All of the data needs to be repeated exactly.

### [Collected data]
_ _ _ _
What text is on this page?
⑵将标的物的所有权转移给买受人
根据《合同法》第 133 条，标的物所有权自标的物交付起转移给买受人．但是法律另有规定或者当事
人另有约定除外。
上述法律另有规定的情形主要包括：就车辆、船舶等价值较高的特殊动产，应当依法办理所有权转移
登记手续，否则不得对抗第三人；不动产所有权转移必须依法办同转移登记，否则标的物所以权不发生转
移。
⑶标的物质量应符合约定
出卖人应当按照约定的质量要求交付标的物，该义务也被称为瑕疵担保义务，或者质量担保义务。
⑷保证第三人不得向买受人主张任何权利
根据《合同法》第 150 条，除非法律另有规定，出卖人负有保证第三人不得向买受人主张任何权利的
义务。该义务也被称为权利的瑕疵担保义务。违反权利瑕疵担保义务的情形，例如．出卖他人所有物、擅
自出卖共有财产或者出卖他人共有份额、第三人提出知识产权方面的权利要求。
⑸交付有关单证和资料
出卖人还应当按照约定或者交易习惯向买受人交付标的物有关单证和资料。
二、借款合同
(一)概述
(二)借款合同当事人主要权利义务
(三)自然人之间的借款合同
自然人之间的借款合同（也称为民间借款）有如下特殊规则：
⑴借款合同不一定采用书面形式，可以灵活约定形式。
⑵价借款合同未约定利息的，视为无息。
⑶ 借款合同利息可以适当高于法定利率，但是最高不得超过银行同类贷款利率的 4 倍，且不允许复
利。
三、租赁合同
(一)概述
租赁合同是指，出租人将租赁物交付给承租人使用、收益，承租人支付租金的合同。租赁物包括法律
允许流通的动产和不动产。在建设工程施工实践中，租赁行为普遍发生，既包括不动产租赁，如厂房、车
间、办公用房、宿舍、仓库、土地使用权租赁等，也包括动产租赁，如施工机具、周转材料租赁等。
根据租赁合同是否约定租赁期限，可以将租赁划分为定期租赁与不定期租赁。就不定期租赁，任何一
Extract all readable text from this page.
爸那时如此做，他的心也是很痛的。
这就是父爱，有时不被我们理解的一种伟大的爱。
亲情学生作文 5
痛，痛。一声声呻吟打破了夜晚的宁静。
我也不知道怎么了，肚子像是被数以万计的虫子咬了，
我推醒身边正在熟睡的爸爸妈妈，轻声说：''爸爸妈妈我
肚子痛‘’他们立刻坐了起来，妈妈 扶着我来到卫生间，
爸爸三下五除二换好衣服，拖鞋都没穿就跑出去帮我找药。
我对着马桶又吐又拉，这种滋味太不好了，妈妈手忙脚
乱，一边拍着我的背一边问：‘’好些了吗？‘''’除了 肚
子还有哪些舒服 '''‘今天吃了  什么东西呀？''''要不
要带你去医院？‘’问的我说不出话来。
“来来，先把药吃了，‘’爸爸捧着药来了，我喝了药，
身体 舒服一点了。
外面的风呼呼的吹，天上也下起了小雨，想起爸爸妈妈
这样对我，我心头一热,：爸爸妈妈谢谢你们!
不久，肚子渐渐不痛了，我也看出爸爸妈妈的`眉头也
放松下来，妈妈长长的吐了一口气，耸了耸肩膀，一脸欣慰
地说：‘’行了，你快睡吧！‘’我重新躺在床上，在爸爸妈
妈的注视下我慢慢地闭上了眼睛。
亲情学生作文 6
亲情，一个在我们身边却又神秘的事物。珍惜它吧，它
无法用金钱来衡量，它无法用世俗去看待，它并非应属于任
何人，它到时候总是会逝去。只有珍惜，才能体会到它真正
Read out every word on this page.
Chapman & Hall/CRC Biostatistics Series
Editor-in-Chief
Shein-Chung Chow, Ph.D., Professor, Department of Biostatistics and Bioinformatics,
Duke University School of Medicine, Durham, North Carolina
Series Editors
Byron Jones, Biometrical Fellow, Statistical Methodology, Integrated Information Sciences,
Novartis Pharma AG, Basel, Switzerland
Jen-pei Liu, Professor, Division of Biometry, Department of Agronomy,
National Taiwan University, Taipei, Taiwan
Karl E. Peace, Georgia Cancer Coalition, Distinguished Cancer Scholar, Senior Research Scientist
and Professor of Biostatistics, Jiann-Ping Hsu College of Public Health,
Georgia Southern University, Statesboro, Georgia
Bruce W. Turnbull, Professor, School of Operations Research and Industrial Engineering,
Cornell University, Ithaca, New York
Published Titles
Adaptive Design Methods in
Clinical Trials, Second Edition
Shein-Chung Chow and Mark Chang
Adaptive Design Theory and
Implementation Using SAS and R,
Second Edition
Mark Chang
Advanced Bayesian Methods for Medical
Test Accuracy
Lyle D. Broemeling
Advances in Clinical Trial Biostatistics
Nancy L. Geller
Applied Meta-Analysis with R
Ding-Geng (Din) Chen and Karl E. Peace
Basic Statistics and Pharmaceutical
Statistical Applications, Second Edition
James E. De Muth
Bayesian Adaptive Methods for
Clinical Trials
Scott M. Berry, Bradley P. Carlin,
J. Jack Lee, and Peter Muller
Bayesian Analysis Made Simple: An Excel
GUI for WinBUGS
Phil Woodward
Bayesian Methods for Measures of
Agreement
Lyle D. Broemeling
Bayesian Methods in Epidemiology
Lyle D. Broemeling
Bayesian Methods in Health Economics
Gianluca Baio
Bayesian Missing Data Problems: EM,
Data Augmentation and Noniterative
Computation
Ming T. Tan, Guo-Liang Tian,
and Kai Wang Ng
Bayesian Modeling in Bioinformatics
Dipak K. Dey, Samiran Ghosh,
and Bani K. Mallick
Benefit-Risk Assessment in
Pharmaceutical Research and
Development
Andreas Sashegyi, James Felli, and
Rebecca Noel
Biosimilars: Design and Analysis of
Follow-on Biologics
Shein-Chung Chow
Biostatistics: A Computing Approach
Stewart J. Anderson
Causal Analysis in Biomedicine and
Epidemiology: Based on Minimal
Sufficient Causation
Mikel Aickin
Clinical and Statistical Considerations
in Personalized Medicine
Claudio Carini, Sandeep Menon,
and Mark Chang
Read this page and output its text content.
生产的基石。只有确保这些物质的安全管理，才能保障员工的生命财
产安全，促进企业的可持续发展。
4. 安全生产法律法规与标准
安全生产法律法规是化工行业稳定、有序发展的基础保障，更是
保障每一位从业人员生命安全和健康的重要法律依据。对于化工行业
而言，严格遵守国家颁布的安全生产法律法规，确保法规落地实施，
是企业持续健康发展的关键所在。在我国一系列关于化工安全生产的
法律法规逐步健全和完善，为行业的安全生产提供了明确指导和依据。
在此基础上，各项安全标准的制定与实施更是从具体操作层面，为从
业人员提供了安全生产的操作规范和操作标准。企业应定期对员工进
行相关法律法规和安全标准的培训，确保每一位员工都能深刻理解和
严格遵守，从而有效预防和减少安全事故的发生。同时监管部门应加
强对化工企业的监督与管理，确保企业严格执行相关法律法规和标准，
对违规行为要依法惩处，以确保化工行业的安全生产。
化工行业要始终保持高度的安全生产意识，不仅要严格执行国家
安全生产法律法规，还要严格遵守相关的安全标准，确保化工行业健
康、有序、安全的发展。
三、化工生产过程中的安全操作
_ _ _ _
### [Result of the task]
What text is on this page?
⑵将标的物的所有权转移给买受人
根据《合同法》第 133 条，标的物所有权自标的物交付起转移给买受人．但是法律另有规定或者当事
人另有约定除外。
上述法律另有规定的情形主要包括：就车辆、船舶等价值较高的特殊动产，应当依法办理所有权转移
登记手续，否则不得对抗第三人；不动产所有权转移必须依法办同转移登记，否则标的物所以权不发生转
移。
⑶标的物质量应符合约定
出卖人应当按照约定的质量要求交付标的物，该义务也被称为瑕疵担保义务，或者质量担保义务。
⑷保证第三人不得向买受人主张任何权利
根据《合同法》第 150 条，除非法律另有规定，出卖人负有保证第三人不得向买受人主张任何权利的
义务。该义务也被称为权利的瑕疵担保义务。违反权利瑕疵担保义务的情形，例如．出卖他人所有物、擅
自出卖共有财产或者出卖他人共有份额、第三人提出知识产权方面的权利要求。
⑸交付有关单证和资料
出卖人还应当按照约定或者交易习惯向买受人交付标的物有关单证和资料。
二、借款合同
(一)概述
(二)借款合同当事人主要权利义务
(三)自然人之间的借款合同
自然人之间的借款合同（也称为民间借款）有如下特殊规则：
⑴借款合同不一定采用书面形式，可以灵活约定形式。
⑵价借款合同未约定利息的，视为无息。
⑶ 借款合同利息可以适当高于法定利率，但是最高不得超过银行同类贷款利率的 4 倍，且不允许复
利。
三、租赁合同
(一)概述
租赁合同是指，出租人将租赁物交付给承租人使用、收益，承租人支付租金的合同。租赁物包括法律
允许流通的动产和不动产。在建设工程施工实践中，租赁行为普遍发生，既包括不动产租赁，如厂房、车
间、办公用房、宿舍、仓库、土地使用权租赁等，也包括动产租赁，如施工机具、周转材料租赁等。
根据租赁合同是否约定租赁期限，可以将租赁划分为定期租赁与不定期租赁。就不定期租赁，任何一
Extract all readable text from this page.
爸那时如此做，他的心也是很痛的。
这就是父爱，有时不被我们理解的一种伟大的爱。
亲情学生作文 5
痛，痛。一声声呻吟打破了夜晚的宁静。
我也不知道怎么了，肚子像是被数以万计的虫子咬了，
我推醒身边正在熟睡的爸爸妈妈，轻声说：''爸爸妈妈我
肚子痛‘’他们立刻坐了起来，妈妈 扶着我来到卫生间，
爸爸三下五除二换好衣服，拖鞋都没穿就跑出去帮我找药。
我对着马桶又吐又拉，这种滋味太不好了，妈妈手忙脚
乱，一边拍着我的背一边问：‘’好些了吗？‘''’除了 肚
子还有哪些舒服 '''‘今天吃了  什么东西呀？''''要不
要带你去医院？‘’问的我说不出话来。
“来来，先把药吃了，‘’爸爸捧着药来了，我喝了药，
身体 舒服一点了。
外面的风呼呼的吹，天上也下起了小雨，想起爸爸妈妈
这样对我，我心头一热,：爸爸妈妈谢谢你们!
不久，肚子渐渐不痛了，我也看出爸爸妈妈的`眉头也
放松下来，妈妈长长的吐了一口气，耸了耸肩膀，一脸欣慰
地说：‘’行了，你快睡吧！‘’我重新躺在床上，在爸爸妈
妈的注视下我慢慢地闭上了眼睛。
亲情学生作文 6
亲情，一个在我们身边却又神秘的事物。珍惜它吧，它
无法用金钱来衡量，它无法用世俗去看待，它并非应属于任
何人，它到时候总是会逝去。只有珍惜，才能体会到它真正
Read out every word on this page.
Chapman & Hall/CRC Biostatistics Series
Editor-in-Chief
Shein-Chung Chow, Ph.D., Professor, Department of Biostatistics and Bioinformatics,
Duke University School of Medicine, Durham, North Carolina
Series Editors
Byron Jones, Biometrical Fellow, Statistical Methodology, Integrated Information Sciences,
Novartis Pharma AG, Basel, Switzerland
Jen-pei Liu, Professor, Division of Biometry, Department of Agronomy,
National Taiwan University, Taipei, Taiwan
Karl E. Peace, Georgia Cancer Coalition, Distinguished Cancer Scholar, Senior Research Scientist
and Professor of Biostatistics, Jiann-Ping Hsu College of Public Health,
Georgia Southern University, Statesboro, Georgia
Bruce W. Turnbull, Professor, School of Operations Research and Industrial Engineering,
Cornell University, Ithaca, New York
Published Titles
Adaptive Design Methods in
Clinical Trials, Second Edition
Shein-Chung Chow and Mark Chang
Adaptive Design Theory and
Implementation Using SAS and R,
Second Edition
Mark Chang
Advanced Bayesian Methods for Medical
Test Accuracy
Lyle D. Broemeling
Advances in Clinical Trial Biostatistics
Nancy L. Geller
Applied Meta-Analysis with R
Ding-Geng (Din) Chen and Karl E. Peace
Basic Statistics and Pharmaceutical
Statistical Applications, Second Edition
James E. De Muth
Bayesian Adaptive Methods for
Clinical Trials
Scott M. Berry, Bradley P. Carlin,
J. Jack Lee, and Peter Muller
Bayesian Analysis Made Simple: An Excel
GUI for WinBUGS
Phil Woodward
Bayesian Methods for Measures of
Agreement
Lyle D. Broemeling
Bayesian Methods in Epidemiology
Lyle D. Broemeling
Bayesian Methods in Health Economics
Gianluca Baio
Bayesian Missing Data Problems: EM,
Data Augmentation and Noniterative
Computation
Ming T. Tan, Guo-Liang Tian,
and Kai Wang Ng
Bayesian Modeling in Bioinformatics
Dipak K. Dey, Samiran Ghosh,
and Bani K. Mallick
Benefit-Risk Assessment in
Pharmaceutical Research and
Development
Andreas Sashegyi, James Felli, and
Rebecca Noel
Biosimilars: Design and Analysis of
Follow-on Biologics
Shein-Chung Chow
Biostatistics: A Computing Approach
Stewart J. Anderson
Causal Analysis in Biomedicine and
Epidemiology: Based on Minimal
Sufficient Causation
Mikel Aickin
Clinical and Statistical Considerations
in Personalized Medicine
Claudio Carini, Sandeep Menon,
and Mark Chang
Read this page and output its text content.
生产的基石。只有确保这些物质的安全管理，才能保障员工的生命财
产安全，促进企业的可持续发展。
4. 安全生产法律法规与标准
安全生产法律法规是化工行业稳定、有序发展的基础保障，更是
保障每一位从业人员生命安全和健康的重要法律依据。对于化工行业
而言，严格遵守国家颁布的安全生产法律法规，确保法规落地实施，
是企业持续健康发展的关键所在。在我国一系列关于化工安全生产的
法律法规逐步健全和完善，为行业的安全生产提供了明确指导和依据。
在此基础上，各项安全标准的制定与实施更是从具体操作层面，为从
业人员提供了安全生产的操作规范和操作标准。企业应定期对员工进
行相关法律法规和安全标准的培训，确保每一位员工都能深刻理解和
严格遵守，从而有效预防和减少安全事故的发生。同时监管部门应加
强对化工企业的监督与管理，确保企业严格执行相关法律法规和标准，
对违规行为要依法惩处，以确保化工行业的安全生产。
化工行业要始终保持高度的安全生产意识，不仅要严格执行国家
安全生产法律法规，还要严格遵守相关的安全标准，确保化工行业健
康、有序、安全的发展。
三、化工生产过程中的安全操作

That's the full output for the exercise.